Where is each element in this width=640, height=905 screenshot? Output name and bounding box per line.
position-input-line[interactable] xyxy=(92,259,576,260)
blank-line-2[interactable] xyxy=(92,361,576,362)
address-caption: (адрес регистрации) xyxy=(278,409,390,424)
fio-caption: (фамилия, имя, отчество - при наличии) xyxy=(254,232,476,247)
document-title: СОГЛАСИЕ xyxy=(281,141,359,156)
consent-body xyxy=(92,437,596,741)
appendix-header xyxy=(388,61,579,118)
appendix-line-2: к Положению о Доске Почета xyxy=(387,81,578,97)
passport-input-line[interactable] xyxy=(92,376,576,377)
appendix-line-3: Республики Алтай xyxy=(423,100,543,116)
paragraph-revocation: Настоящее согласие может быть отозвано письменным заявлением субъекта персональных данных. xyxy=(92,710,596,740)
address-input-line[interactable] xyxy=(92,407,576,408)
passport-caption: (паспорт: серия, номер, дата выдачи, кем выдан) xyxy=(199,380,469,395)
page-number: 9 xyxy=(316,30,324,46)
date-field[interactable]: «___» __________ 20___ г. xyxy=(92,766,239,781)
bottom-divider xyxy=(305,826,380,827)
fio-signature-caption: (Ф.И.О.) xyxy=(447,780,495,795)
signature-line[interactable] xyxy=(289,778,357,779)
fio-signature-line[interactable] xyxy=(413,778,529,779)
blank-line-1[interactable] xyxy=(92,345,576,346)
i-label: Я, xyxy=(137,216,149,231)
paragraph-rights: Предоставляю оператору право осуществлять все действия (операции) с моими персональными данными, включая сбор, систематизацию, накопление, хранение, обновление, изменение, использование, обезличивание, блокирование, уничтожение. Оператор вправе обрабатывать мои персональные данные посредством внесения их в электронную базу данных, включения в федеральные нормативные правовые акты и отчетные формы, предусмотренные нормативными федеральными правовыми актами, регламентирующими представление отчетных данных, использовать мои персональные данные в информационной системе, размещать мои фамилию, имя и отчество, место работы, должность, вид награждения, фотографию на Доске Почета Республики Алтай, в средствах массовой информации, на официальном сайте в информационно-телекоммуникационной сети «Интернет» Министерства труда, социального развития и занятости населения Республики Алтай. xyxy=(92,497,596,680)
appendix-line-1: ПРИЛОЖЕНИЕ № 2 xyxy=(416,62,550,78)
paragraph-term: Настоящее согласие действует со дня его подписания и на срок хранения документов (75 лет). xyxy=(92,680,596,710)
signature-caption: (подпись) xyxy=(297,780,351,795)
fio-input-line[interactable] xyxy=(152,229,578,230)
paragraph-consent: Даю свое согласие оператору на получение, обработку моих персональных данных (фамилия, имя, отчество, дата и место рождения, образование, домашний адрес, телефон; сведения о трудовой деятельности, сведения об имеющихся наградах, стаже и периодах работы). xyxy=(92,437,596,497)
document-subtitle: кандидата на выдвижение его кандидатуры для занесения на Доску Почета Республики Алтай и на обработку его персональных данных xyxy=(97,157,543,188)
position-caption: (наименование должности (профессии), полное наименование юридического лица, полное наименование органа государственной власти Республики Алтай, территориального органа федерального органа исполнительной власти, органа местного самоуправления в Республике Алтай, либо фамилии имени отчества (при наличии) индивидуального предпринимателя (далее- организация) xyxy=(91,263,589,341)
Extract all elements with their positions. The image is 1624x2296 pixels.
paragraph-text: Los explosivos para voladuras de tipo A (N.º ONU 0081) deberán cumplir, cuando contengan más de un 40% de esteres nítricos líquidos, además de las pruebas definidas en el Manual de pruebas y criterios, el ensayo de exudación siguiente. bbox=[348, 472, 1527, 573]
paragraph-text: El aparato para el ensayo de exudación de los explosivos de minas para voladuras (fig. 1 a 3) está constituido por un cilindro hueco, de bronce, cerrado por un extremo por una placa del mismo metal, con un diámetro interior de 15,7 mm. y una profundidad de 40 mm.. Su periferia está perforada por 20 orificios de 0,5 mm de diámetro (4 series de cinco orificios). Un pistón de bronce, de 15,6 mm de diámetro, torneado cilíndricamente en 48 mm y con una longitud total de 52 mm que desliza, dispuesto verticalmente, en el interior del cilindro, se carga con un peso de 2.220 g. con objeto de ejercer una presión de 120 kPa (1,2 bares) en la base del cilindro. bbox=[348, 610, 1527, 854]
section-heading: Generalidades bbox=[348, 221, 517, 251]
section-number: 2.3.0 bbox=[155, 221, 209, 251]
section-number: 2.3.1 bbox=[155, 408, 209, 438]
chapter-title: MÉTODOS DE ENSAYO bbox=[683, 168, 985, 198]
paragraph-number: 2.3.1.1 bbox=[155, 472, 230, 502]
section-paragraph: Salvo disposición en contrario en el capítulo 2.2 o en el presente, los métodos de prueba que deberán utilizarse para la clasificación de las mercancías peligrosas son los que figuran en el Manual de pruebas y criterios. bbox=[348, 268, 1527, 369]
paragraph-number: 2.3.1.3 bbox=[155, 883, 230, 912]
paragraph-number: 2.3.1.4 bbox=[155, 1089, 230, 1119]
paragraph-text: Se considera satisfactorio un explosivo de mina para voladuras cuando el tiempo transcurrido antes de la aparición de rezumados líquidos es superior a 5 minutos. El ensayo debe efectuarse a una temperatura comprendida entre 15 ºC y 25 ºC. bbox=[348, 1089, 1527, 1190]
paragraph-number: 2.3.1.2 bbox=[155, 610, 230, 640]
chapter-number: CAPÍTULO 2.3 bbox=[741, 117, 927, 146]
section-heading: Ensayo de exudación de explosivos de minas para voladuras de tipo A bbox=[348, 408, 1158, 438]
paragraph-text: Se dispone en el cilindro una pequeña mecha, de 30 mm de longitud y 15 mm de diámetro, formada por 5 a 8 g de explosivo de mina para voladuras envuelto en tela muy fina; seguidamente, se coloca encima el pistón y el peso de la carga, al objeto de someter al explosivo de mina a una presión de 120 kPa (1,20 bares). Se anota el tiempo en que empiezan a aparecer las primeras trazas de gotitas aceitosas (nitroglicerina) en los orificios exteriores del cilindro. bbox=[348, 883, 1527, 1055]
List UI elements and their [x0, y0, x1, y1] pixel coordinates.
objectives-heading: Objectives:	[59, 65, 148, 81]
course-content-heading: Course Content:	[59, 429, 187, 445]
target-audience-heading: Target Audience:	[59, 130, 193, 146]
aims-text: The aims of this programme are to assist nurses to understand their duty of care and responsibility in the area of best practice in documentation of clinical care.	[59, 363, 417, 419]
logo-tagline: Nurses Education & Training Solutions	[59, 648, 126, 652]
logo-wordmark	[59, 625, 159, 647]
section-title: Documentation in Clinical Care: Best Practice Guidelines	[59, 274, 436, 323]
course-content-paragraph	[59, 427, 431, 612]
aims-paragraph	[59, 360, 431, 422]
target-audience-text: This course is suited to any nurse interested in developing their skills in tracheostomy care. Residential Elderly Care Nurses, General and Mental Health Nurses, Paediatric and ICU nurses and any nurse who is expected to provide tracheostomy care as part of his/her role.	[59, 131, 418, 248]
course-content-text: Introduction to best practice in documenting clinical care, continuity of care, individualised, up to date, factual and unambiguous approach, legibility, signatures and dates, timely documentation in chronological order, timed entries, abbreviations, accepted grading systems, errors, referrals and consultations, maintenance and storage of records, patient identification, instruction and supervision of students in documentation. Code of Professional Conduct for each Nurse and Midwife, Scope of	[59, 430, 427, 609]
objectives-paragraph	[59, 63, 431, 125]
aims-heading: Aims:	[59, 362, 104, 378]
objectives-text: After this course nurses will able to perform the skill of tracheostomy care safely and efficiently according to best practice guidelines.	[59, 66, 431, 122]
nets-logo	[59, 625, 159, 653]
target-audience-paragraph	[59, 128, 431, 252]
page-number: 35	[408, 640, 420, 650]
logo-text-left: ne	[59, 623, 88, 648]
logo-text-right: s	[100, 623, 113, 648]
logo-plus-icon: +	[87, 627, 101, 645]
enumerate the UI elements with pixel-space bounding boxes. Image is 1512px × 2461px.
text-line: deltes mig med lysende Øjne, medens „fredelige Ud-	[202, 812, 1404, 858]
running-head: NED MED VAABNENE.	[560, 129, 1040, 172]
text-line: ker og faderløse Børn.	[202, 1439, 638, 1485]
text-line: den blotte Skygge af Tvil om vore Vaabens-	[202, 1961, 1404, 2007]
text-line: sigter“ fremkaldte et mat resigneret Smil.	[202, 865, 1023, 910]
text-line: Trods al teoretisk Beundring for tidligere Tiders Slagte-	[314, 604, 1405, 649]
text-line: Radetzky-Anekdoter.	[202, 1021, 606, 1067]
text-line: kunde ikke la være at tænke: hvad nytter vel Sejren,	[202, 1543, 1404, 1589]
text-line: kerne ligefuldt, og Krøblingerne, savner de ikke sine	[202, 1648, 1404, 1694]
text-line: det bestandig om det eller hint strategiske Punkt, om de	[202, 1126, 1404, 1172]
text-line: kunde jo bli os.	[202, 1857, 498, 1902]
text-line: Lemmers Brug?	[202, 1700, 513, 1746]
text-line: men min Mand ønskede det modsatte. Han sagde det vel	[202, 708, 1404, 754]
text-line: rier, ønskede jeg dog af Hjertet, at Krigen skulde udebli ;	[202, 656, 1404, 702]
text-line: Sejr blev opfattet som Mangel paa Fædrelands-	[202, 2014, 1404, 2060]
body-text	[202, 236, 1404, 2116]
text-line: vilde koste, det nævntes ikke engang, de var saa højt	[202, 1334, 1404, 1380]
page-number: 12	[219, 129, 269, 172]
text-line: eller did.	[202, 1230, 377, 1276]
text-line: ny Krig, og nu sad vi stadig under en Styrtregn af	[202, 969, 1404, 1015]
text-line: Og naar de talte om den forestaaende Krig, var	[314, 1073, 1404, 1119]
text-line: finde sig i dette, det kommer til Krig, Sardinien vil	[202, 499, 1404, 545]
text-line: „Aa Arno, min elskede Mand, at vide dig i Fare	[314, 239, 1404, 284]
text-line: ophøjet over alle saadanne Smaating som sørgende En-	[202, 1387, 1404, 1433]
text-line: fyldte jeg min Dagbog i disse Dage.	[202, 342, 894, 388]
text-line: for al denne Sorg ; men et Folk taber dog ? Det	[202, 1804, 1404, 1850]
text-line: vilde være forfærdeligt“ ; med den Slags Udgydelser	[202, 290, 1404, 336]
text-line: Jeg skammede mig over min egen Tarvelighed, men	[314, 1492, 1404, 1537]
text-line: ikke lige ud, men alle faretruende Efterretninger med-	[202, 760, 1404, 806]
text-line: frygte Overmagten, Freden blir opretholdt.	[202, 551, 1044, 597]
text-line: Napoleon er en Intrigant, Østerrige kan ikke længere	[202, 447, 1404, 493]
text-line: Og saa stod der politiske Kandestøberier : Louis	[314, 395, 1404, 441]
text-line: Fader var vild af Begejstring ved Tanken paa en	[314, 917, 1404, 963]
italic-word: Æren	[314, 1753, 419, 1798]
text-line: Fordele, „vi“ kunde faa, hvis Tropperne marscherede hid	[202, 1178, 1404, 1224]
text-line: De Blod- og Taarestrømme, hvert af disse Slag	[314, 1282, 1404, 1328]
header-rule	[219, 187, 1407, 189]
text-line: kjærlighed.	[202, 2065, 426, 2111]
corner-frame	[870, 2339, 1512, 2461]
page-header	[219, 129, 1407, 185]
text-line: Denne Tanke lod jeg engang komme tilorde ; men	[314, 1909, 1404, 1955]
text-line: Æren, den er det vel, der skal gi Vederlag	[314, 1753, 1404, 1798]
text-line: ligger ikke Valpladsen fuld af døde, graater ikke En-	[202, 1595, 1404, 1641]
◆ ◆ ◆
*Set exercise*
In the stretch from the start of the rows through "blank-line-2[interactable] xyxy=(92,361,576,362)", change "Output" to "Give". Then write out those lines again with nothing else altered.

*Written response*
Where is each element in this width=640, height=905 screenshot? Give name and bounding box per line.
position-input-line[interactable] xyxy=(92,259,576,260)
blank-line-2[interactable] xyxy=(92,361,576,362)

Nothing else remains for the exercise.